図1は、一実施形態に係る制振装置の概念的な構成を示す図である。この実施形態の制振装置は、例えば、
図3を参照して後述される荷電粒子ビーム描画装置1に使用することができる。
【0010】
荷電粒子ビーム描画装置1は、半導体製造に用いられるマスク上にパターンを描画するために用いられる。パターンの描画時に当該マスクの位置を移動させ、所定位置に荷電粒子ビームを照射するために、当該マスクは、荷電粒子ビームの照射方向とは垂直な面内で移動可能である必要がある。そのため、マスクは、当該面内で直交する2軸(X軸・Y軸)に移動可能なステージの上に搭載される。ステージが移動する場合、ステージの重心移動や、ステージの加減速(正や負の加速度)に伴ってステージに作用する慣性力、等により、ステージが搭載された架台を変動させる力(以下、「振動力」と呼ぶ)が発生し、架台を振動させる原因となる。振動力は、ステージの移動方向(例えば、X軸方向)に沿った方向、ステージの移動方向に垂直な方向(例えば、ステージが水平に移動する場合には重力の方向)、等の成分を有すると考えられる。例えば、ステージがX軸方向に移動中に加減速するとき、ステージに対してX軸方向に作用する慣性力(ステージの質量×加速度)の反力が、架台を水平方向に移動させようとする力として架台に対して作用し、水平方向の振動力となる。ステージの移動方向に垂直な方向の振動力は、Y軸方向を中心とした回転モーメント(ΘY)を生じさせる力として架台に作用する。マスク上へのパターンの描画は極めて微細な加工であり、荷電粒子ビームとマスクの描画位置との位置関係が、これらの振動力によって変動しないようにすることが重要である。
【0011】
図1は、ステージの移動によって生じる「ステージの移動方向に沿った方向の振動力」または「ステージの移動方向に垂直な方向の振動力」のいずれか一方について、その振動力を打ち消すことにより、架台に振動が発生しないように制御することを示している。尚、ステージの移動によって生じる他方の振動力についても、この図に示される制御系と同様な制御系が与えられる。また、ステージの移動によって生じる振動力とは別に、荷電粒子ビーム描画装置1などの装置が設置される場所に生じる振動(装置環境における振動外乱と呼ぶ)が架台に影響を与えないように除振する必要がある。後述するように、この装置環境における振動外乱の除振のための制御系は、別途、
図1に示す制御系と並列に与えられる。
【0012】
図1のブロック60は、本実施形態のフィードフォワード制御系による制御の対象である、ステージの動きに伴って振動力をが与えられる被制御系(ステージ、架台、鏡筒、等)のステージの加速度αに対する応答特性Ga(α)を示す。応答特性Ga(α)は、ステージの移動に伴ってステージから架台に作用する力の一つの成分(ステージの移動方向に沿った方向の振動力、または、ステージの移動方向に垂直な方向の振動力)について、ステージに加えられた加速度αに対して生じる当該成分の振動力の応答特性を示す。この振動力を打ち消すことで、当該成分の方向に生じる振動が抑制される。複数の成分の振動力を打ち消すためには、振動力の各々の成分に対抗する方向の振動力を打ち消す力(以下、「抑制力」と呼ぶ)が必要になる。
■ ■ ■ ■ ■ ■ ■
▶ **問題文 1**: 提示文によると、荷電粒子ビーム描画装置1は何のために用いられるか。
▶ **問題文 2**: エントリの中から、文字列「September」を含む行をすべて抜き出しなさい。

(データセットの記録)
■ ■ ■ ■ ■ ■ ■
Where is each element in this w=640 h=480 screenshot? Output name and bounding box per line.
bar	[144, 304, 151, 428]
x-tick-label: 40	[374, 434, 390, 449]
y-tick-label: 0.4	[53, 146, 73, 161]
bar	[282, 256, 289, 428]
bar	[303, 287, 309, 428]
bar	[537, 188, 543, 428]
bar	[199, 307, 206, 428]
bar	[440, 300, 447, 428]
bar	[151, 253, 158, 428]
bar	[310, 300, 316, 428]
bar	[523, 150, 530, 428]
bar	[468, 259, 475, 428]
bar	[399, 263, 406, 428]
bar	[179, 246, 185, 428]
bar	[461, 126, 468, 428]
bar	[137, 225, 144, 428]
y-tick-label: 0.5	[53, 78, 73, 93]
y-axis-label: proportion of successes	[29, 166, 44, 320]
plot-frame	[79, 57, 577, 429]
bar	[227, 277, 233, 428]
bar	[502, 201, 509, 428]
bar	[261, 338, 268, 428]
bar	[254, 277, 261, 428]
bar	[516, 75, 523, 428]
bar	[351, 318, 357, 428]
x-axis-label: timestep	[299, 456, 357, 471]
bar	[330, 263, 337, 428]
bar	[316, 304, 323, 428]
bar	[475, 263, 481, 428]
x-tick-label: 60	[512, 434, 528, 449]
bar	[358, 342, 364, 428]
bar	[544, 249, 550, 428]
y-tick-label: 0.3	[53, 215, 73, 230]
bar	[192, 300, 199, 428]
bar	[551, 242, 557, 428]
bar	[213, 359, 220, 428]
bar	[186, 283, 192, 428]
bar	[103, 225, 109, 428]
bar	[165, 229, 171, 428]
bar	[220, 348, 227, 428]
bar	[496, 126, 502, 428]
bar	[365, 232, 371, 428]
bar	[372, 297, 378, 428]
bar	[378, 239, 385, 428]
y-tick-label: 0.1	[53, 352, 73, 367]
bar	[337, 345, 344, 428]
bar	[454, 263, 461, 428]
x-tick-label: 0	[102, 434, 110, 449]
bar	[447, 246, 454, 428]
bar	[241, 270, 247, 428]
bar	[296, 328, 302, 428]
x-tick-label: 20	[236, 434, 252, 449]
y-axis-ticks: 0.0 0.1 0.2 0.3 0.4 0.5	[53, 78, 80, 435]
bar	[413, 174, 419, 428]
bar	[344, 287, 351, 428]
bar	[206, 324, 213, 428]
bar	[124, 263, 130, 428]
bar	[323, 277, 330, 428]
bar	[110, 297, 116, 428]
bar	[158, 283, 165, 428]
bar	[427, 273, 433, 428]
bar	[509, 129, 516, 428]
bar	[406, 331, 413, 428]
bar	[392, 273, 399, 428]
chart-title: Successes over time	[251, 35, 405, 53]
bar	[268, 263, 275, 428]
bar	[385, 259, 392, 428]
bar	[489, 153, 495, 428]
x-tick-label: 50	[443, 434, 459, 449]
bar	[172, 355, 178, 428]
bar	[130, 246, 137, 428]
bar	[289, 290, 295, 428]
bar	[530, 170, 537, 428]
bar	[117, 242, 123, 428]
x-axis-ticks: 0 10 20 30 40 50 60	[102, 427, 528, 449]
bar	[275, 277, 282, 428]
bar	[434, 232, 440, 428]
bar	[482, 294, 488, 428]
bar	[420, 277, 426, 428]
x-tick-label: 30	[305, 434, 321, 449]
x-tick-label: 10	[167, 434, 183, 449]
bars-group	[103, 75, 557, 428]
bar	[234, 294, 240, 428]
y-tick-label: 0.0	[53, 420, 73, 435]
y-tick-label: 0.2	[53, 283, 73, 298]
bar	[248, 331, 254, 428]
■ ■ ■ ■ ■ ■ ■
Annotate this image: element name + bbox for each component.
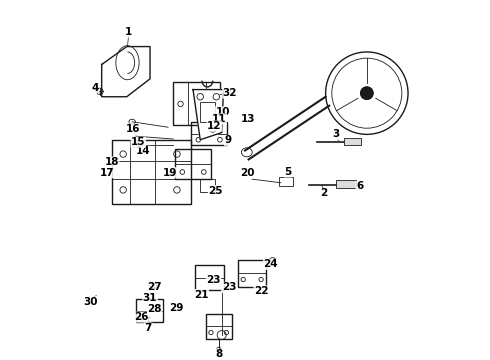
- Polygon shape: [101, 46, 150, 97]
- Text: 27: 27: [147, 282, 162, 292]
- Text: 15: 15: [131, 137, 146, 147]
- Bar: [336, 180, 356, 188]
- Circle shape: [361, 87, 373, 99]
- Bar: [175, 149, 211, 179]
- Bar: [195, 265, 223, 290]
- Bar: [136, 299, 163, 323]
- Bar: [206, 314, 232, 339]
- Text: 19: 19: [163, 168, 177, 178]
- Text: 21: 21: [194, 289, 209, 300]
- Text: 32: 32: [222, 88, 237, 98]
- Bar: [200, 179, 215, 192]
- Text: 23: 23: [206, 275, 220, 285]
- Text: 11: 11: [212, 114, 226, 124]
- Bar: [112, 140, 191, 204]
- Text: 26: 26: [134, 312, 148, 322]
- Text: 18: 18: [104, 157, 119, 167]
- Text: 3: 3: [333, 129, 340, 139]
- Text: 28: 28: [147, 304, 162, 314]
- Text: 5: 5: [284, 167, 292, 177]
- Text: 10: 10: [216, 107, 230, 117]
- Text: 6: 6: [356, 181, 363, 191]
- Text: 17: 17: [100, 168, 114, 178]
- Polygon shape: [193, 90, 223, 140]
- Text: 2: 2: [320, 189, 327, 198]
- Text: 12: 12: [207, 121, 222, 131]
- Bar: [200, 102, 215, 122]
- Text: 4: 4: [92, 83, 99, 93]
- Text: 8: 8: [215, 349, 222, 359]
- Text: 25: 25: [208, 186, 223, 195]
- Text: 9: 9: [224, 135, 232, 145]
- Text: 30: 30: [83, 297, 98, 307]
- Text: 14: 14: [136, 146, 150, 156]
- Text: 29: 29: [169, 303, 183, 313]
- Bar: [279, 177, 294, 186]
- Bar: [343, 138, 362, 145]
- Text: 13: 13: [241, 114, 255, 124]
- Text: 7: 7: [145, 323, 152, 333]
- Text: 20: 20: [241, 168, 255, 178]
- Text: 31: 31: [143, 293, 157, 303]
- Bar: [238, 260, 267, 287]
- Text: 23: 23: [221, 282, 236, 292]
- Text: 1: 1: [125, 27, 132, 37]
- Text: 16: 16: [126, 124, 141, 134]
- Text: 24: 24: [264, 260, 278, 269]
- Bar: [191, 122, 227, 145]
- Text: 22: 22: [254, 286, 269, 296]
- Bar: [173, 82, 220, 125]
■ ■ ■ ■ ■ ■ ■
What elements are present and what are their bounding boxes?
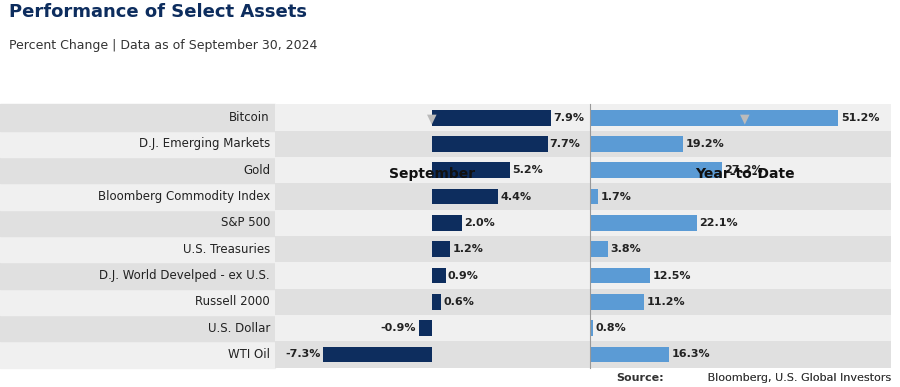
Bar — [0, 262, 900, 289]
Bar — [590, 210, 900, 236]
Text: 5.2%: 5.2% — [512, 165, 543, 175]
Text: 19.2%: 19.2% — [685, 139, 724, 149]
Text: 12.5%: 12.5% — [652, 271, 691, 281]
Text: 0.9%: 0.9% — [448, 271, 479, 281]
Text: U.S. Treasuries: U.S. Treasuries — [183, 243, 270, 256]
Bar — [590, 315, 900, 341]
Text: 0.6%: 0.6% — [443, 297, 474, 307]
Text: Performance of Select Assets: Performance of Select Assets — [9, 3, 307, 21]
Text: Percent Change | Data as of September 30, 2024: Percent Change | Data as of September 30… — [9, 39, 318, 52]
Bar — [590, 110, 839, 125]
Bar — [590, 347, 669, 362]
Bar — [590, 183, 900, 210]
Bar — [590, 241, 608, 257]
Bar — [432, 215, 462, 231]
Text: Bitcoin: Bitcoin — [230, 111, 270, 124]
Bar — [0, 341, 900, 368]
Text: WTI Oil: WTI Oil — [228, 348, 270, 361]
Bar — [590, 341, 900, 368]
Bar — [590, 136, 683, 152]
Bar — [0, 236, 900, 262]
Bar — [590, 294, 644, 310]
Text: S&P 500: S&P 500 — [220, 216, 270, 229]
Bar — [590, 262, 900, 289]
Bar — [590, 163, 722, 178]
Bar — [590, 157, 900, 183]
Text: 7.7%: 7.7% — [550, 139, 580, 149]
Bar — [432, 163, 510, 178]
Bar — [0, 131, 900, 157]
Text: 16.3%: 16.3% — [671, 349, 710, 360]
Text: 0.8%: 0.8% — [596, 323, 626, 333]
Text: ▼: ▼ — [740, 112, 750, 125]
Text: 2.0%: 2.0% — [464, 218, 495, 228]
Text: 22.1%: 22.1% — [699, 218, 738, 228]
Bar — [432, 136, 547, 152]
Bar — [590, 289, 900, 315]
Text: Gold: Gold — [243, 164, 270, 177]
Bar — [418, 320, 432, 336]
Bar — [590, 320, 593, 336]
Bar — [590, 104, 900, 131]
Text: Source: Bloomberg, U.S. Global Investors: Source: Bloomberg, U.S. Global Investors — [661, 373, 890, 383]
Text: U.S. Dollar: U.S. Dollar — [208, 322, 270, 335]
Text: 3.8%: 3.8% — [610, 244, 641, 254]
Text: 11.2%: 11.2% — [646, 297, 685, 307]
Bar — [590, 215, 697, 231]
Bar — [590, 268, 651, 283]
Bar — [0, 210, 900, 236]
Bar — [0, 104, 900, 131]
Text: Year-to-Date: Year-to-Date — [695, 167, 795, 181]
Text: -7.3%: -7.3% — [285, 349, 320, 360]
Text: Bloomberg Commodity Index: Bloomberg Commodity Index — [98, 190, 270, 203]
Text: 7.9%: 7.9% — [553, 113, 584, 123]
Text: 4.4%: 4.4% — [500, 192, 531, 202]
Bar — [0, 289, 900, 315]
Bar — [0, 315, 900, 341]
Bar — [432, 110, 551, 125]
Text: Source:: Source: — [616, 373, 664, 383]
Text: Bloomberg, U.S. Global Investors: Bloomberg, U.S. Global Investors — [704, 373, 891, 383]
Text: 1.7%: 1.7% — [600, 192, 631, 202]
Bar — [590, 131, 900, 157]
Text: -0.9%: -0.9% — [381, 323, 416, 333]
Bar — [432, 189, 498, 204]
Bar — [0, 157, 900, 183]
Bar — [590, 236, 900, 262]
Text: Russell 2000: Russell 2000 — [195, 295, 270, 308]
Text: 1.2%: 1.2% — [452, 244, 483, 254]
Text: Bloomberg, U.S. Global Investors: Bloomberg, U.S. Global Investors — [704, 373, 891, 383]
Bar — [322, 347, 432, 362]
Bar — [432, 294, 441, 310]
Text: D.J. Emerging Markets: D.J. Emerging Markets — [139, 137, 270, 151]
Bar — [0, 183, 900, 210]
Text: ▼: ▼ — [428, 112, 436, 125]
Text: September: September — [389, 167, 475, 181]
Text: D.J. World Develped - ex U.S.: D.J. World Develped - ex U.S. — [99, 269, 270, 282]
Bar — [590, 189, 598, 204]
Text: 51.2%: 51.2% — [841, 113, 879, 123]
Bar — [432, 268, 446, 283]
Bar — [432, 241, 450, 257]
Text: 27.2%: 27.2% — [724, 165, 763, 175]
■ ■ ■ ■ ■ ■ ■
▶ **解答 1**: 半導体製造に用いられるマスク上にパターンを描画するために用いられる。

▶ **解答 2**:
Text: Percent Change | Data as of September 30, 2024: Percent Change | Data as of September 30… — [9, 39, 318, 52]
Text: September: September — [389, 167, 475, 181]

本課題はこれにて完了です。